Extracted records
%%

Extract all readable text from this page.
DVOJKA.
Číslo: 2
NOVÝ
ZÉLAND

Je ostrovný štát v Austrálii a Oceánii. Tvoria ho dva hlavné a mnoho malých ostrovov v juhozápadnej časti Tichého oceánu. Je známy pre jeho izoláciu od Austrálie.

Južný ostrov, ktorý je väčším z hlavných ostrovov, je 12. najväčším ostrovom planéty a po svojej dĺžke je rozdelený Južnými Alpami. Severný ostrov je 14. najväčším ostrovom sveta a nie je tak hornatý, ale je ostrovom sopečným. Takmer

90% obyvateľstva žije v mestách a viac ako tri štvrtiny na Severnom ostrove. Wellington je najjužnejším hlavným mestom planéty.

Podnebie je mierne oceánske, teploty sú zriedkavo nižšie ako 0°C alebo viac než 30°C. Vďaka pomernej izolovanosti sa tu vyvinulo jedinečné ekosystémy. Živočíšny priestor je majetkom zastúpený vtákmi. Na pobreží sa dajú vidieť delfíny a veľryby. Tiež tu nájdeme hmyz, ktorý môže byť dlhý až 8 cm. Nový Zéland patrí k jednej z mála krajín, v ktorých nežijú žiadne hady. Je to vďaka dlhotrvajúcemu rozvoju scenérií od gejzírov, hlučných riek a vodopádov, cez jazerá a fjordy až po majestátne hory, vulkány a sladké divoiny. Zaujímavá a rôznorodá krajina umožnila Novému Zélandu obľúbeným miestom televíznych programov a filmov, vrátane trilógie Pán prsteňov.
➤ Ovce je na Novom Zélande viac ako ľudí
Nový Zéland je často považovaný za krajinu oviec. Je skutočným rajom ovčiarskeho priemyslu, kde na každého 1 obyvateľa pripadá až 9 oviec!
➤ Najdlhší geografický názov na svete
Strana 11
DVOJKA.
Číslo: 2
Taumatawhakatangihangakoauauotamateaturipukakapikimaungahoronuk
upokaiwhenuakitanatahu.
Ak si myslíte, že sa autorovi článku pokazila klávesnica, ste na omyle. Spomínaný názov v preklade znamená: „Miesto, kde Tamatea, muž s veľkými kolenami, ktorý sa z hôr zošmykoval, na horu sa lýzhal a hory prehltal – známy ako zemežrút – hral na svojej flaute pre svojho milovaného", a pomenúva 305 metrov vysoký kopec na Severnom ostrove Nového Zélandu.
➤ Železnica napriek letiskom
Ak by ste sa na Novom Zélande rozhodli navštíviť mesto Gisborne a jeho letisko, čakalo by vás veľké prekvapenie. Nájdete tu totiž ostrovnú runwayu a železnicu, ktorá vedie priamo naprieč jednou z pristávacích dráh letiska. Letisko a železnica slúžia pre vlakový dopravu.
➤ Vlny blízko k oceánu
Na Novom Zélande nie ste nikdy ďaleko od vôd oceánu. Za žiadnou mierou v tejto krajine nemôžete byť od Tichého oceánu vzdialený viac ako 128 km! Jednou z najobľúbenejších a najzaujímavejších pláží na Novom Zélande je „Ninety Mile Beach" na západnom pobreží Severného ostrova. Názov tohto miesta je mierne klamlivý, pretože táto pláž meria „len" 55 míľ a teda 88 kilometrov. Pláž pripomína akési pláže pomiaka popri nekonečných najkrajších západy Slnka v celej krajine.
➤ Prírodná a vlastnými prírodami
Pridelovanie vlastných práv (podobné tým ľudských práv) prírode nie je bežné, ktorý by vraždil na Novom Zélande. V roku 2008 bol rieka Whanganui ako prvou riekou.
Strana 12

%%
%%

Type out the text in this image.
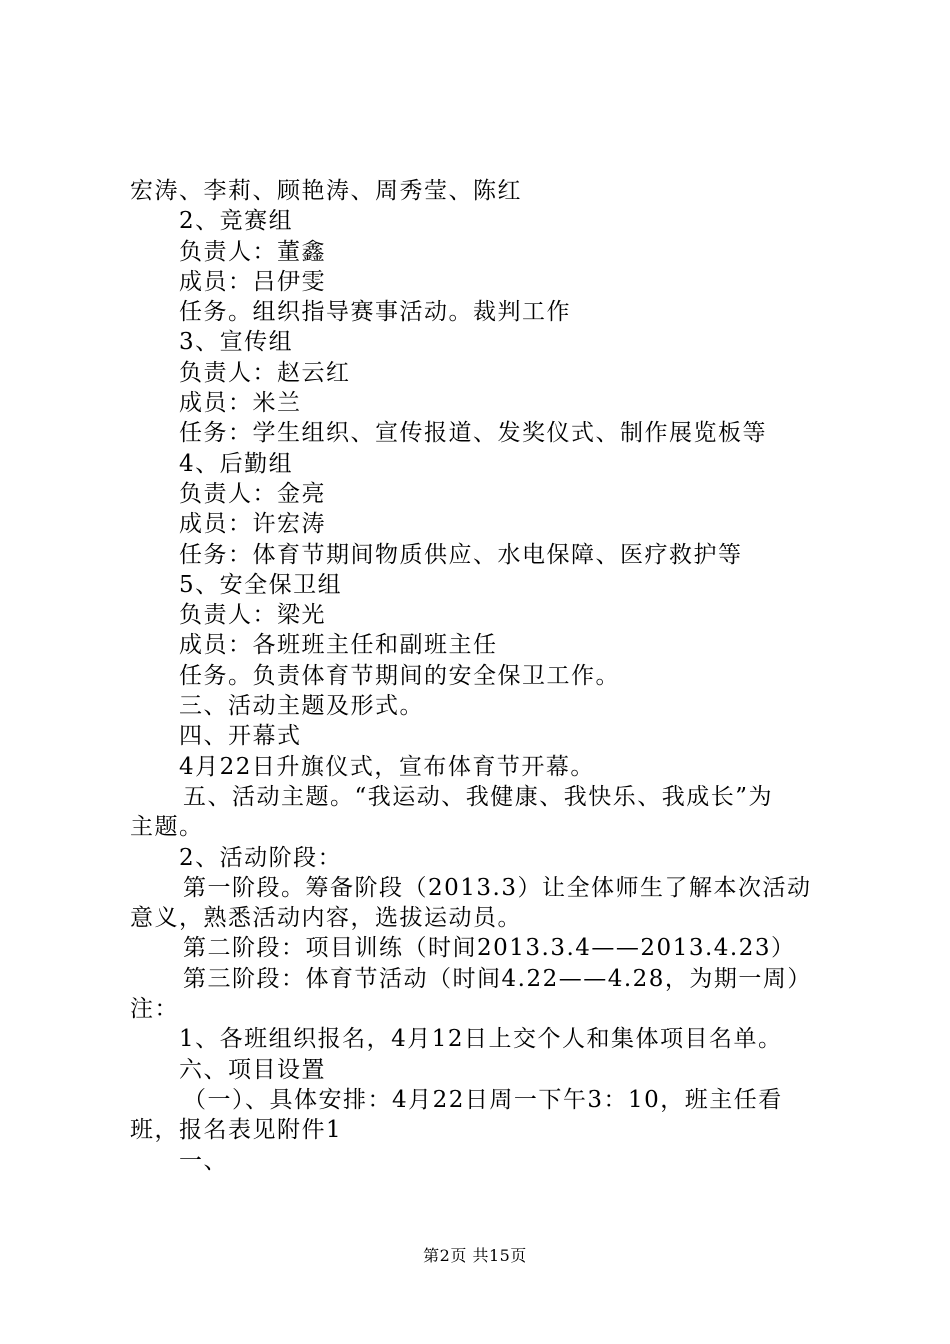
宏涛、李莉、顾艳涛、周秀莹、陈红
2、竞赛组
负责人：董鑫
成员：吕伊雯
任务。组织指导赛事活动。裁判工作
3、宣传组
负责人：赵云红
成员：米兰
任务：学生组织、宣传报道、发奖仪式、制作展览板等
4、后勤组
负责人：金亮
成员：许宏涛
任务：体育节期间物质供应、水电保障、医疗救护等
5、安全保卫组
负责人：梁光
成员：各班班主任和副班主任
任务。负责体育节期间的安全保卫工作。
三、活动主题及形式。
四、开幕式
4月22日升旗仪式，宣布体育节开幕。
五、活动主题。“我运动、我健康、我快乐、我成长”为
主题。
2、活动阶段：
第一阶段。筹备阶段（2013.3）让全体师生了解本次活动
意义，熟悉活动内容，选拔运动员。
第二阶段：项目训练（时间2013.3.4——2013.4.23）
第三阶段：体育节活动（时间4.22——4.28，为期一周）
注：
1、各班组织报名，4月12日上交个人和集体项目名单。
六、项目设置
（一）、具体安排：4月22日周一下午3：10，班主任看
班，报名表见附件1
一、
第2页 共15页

%%

• [YOUR INSTRUCTIONS]: Search the data for "jeho" and list every line in which it occurs.

• [OUTPUT OF THE EXERCISE]:
Je ostrovný štát v Austrálii a Oceánii. Tvoria ho dva hlavné a mnoho malých ostrovov v juhozápadnej časti Tichého oceánu. Je známy pre jeho izoláciu od Austrálie.
Ak by ste sa na Novom Zélande rozhodli navštíviť mesto Gisborne a jeho letisko, čakalo by vás veľké prekvapenie. Nájdete tu totiž ostrovnú runwayu a železnicu, ktorá vedie priamo naprieč jednou z pristávacích dráh letiska. Letisko a železnica slúžia pre vlakový dopravu.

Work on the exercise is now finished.